--- Start of TASK MATERIAL ---

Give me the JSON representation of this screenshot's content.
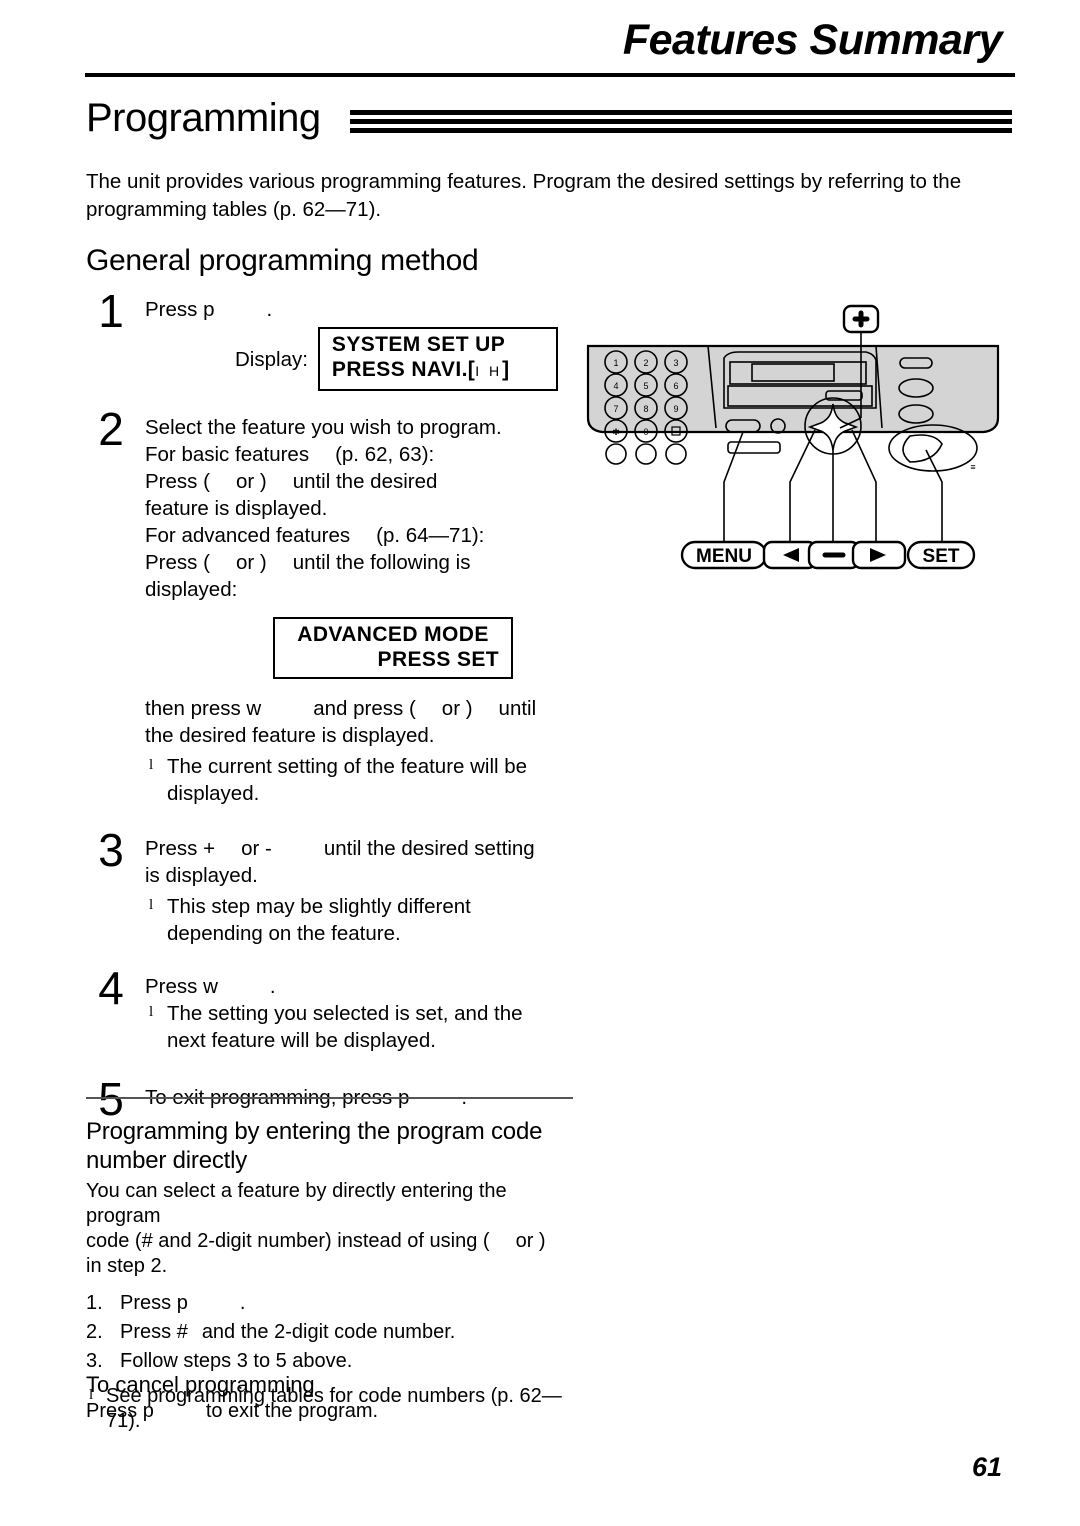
{
  "header": {
    "chapter_title": "Features Summary"
  },
  "section": {
    "title": "Programming",
    "intro": "The unit provides various programming features. Program the desired settings by referring to the programming tables (p. 62—71).",
    "subheading": "General programming method"
  },
  "steps": [
    {
      "num": "1",
      "line1_pre": "Press ",
      "line1_key": "p",
      "line1_post": ".",
      "display_label": "Display:",
      "lcd_line1": "SYSTEM SET UP",
      "lcd_line2_pre": "PRESS NAVI.[",
      "lcd_line2_nav": "I H",
      "lcd_line2_post": "]"
    },
    {
      "num": "2",
      "line1": "Select the feature you wish to program.",
      "line2_pre": "For basic features",
      "line2_post": "(p. 62, 63):",
      "line3_pre": "Press (",
      "line3_mid": "or )",
      "line3_post": "until the desired",
      "line4": "feature is displayed.",
      "line5_pre": "For advanced features",
      "line5_post": "(p. 64—71):",
      "line6_pre": "Press (",
      "line6_mid": "or )",
      "line6_post": "until the following is",
      "line7": "displayed:",
      "lcd_line1": "ADVANCED MODE",
      "lcd_line2": "PRESS SET",
      "after_pre": "then press ",
      "after_key": "w",
      "after_mid": "and press (",
      "after_mid2": "or )",
      "after_post": "until",
      "after_line2": "the desired feature is displayed.",
      "bullet1": "The current setting of the feature will be",
      "bullet1_cont": "displayed."
    },
    {
      "num": "3",
      "line1_pre": "Press ",
      "line1_key1": "+",
      "line1_mid": "or ",
      "line1_key2": "-",
      "line1_post": "until the desired setting",
      "line2": "is displayed.",
      "bullet1": "This step may be slightly different",
      "bullet1_cont": "depending on the feature."
    },
    {
      "num": "4",
      "line1_pre": "Press ",
      "line1_key": "w",
      "line1_post": ".",
      "bullet1": "The setting you selected is set, and the",
      "bullet1_cont": "next feature will be displayed."
    },
    {
      "num": "5",
      "line1_pre": "To exit programming, press ",
      "line1_key": "p",
      "line1_post": "."
    }
  ],
  "subsection2": {
    "title_line1": "Programming by entering the program code",
    "title_line2": "number directly",
    "para_line1": "You can select a feature by directly entering the program",
    "para_line2_pre": "code (# and 2-digit number) instead of using (",
    "para_line2_post": "or )",
    "para_line3": "in step 2.",
    "items": [
      {
        "idx": "1.",
        "text_pre": "Press ",
        "key": "p",
        "text_post": "."
      },
      {
        "idx": "2.",
        "text_pre": "Press ",
        "key": "#",
        "text_post": "and the 2-digit code number."
      },
      {
        "idx": "3.",
        "text_pre": "Follow steps 3 to 5 above.",
        "key": "",
        "text_post": ""
      }
    ],
    "note": "See programming tables for code numbers (p. 62—71)."
  },
  "cancel": {
    "title": "To cancel programming",
    "text_pre": "Press ",
    "key": "p",
    "text_post": "to exit the program."
  },
  "page_number": "61",
  "device": {
    "callouts": {
      "plus": "+",
      "menu": "MENU",
      "left": "◀",
      "minus": "–",
      "right": "▶",
      "set": "SET"
    },
    "keypad": [
      "1",
      "2",
      "3",
      "4",
      "5",
      "6",
      "7",
      "8",
      "9",
      "✱",
      "0",
      "□"
    ]
  }
}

--- End of TASK MATERIAL ---

Replicate the material above verbatim; images stay out of the copy.

Give me the JSON representation of this screenshot's content.
{
  "header": {
    "chapter_title": "Features Summary"
  },
  "section": {
    "title": "Programming",
    "intro": "The unit provides various programming features. Program the desired settings by referring to the programming tables (p. 62—71).",
    "subheading": "General programming method"
  },
  "steps": [
    {
      "num": "1",
      "line1_pre": "Press ",
      "line1_key": "p",
      "line1_post": ".",
      "display_label": "Display:",
      "lcd_line1": "SYSTEM SET UP",
      "lcd_line2_pre": "PRESS NAVI.[",
      "lcd_line2_nav": "I H",
      "lcd_line2_post": "]"
    },
    {
      "num": "2",
      "line1": "Select the feature you wish to program.",
      "line2_pre": "For basic features",
      "line2_post": "(p. 62, 63):",
      "line3_pre": "Press (",
      "line3_mid": "or )",
      "line3_post": "until the desired",
      "line4": "feature is displayed.",
      "line5_pre": "For advanced features",
      "line5_post": "(p. 64—71):",
      "line6_pre": "Press (",
      "line6_mid": "or )",
      "line6_post": "until the following is",
      "line7": "displayed:",
      "lcd_line1": "ADVANCED MODE",
      "lcd_line2": "PRESS SET",
      "after_pre": "then press ",
      "after_key": "w",
      "after_mid": "and press (",
      "after_mid2": "or )",
      "after_post": "until",
      "after_line2": "the desired feature is displayed.",
      "bullet1": "The current setting of the feature will be",
      "bullet1_cont": "displayed."
    },
    {
      "num": "3",
      "line1_pre": "Press ",
      "line1_key1": "+",
      "line1_mid": "or ",
      "line1_key2": "-",
      "line1_post": "until the desired setting",
      "line2": "is displayed.",
      "bullet1": "This step may be slightly different",
      "bullet1_cont": "depending on the feature."
    },
    {
      "num": "4",
      "line1_pre": "Press ",
      "line1_key": "w",
      "line1_post": ".",
      "bullet1": "The setting you selected is set, and the",
      "bullet1_cont": "next feature will be displayed."
    },
    {
      "num": "5",
      "line1_pre": "To exit programming, press ",
      "line1_key": "p",
      "line1_post": "."
    }
  ],
  "subsection2": {
    "title_line1": "Programming by entering the program code",
    "title_line2": "number directly",
    "para_line1": "You can select a feature by directly entering the program",
    "para_line2_pre": "code (# and 2-digit number) instead of using (",
    "para_line2_post": "or )",
    "para_line3": "in step 2.",
    "items": [
      {
        "idx": "1.",
        "text_pre": "Press ",
        "key": "p",
        "text_post": "."
      },
      {
        "idx": "2.",
        "text_pre": "Press ",
        "key": "#",
        "text_post": "and the 2-digit code number."
      },
      {
        "idx": "3.",
        "text_pre": "Follow steps 3 to 5 above.",
        "key": "",
        "text_post": ""
      }
    ],
    "note": "See programming tables for code numbers (p. 62—71)."
  },
  "cancel": {
    "title": "To cancel programming",
    "text_pre": "Press ",
    "key": "p",
    "text_post": "to exit the program."
  },
  "page_number": "61",
  "device": {
    "callouts": {
      "plus": "+",
      "menu": "MENU",
      "left": "◀",
      "minus": "–",
      "right": "▶",
      "set": "SET"
    },
    "keypad": [
      "1",
      "2",
      "3",
      "4",
      "5",
      "6",
      "7",
      "8",
      "9",
      "✱",
      "0",
      "□"
    ]
  }
}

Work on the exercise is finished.